▶ [WORK REQUIRED] Where a line below holds the string "JSON", copy that line.
○ ○ ○
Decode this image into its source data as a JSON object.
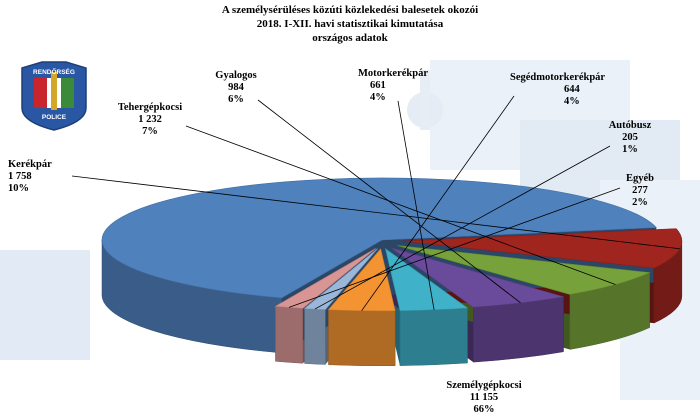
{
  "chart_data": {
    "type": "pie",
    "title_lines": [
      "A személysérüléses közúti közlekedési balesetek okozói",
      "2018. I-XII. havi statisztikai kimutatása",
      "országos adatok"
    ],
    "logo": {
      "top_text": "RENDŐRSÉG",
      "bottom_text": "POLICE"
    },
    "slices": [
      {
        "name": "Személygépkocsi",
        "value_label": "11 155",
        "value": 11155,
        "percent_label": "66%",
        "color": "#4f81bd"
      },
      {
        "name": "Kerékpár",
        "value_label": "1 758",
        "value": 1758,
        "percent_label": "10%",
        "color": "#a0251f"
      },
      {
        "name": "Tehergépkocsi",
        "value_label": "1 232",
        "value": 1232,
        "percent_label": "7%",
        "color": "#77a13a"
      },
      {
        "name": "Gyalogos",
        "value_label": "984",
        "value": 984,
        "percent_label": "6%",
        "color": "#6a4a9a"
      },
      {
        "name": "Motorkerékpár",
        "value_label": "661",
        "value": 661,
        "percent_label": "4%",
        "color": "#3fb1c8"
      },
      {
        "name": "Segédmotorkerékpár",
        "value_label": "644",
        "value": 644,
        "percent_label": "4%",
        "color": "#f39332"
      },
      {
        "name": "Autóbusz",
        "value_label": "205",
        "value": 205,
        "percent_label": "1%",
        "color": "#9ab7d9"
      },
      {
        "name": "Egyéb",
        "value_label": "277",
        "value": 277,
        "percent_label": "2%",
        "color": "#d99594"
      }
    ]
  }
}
○ ○ ○
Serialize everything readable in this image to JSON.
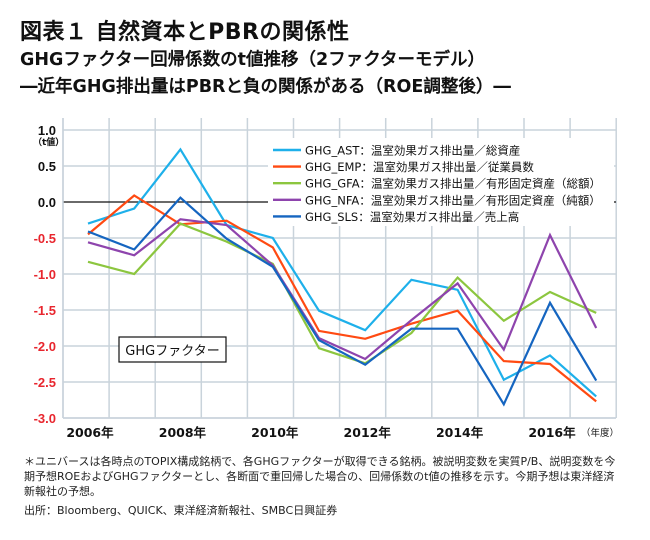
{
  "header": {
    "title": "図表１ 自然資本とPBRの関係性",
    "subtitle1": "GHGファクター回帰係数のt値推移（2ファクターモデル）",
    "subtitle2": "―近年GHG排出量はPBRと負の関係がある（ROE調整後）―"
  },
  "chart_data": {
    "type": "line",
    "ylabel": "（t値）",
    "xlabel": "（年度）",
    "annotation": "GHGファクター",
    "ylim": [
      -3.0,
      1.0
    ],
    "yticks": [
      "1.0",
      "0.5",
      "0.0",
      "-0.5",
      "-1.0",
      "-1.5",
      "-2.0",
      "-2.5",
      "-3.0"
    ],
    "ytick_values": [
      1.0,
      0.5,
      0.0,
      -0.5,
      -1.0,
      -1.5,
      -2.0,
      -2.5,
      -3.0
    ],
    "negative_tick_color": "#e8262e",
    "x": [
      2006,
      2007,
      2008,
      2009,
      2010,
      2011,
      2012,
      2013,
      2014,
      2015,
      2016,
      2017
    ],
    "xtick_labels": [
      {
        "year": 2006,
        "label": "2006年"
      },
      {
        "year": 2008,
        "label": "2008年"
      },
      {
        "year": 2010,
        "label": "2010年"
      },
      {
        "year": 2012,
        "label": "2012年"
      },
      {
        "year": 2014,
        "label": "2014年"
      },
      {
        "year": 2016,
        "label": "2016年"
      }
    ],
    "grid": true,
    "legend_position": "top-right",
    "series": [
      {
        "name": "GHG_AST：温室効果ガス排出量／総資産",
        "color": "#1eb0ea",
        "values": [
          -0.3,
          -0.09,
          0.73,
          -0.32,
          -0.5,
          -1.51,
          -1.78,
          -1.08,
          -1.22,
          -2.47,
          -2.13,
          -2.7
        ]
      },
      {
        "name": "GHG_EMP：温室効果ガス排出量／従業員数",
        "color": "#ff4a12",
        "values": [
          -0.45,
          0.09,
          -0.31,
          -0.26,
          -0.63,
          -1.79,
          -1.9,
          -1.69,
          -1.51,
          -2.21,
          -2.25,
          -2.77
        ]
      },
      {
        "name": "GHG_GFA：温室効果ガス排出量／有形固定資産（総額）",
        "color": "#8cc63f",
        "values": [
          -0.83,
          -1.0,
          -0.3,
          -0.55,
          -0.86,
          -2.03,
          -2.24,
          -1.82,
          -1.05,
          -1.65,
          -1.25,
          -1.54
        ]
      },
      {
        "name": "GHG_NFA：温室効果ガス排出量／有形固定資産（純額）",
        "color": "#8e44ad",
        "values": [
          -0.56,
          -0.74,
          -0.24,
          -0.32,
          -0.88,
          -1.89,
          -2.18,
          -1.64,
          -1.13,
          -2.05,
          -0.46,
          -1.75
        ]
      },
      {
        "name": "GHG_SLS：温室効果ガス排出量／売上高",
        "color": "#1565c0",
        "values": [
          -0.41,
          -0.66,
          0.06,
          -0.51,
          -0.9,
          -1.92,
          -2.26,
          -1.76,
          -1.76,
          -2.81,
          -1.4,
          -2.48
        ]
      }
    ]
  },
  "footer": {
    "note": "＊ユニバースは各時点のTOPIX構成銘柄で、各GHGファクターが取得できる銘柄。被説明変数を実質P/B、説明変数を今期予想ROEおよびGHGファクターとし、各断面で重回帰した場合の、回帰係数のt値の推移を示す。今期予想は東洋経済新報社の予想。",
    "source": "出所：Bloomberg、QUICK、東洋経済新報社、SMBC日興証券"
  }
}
○ ○ ○
▶ [TASK RESPONSE]
Decode this image into its source data as a JSON object.
Serialize everything readable in this image to JSON.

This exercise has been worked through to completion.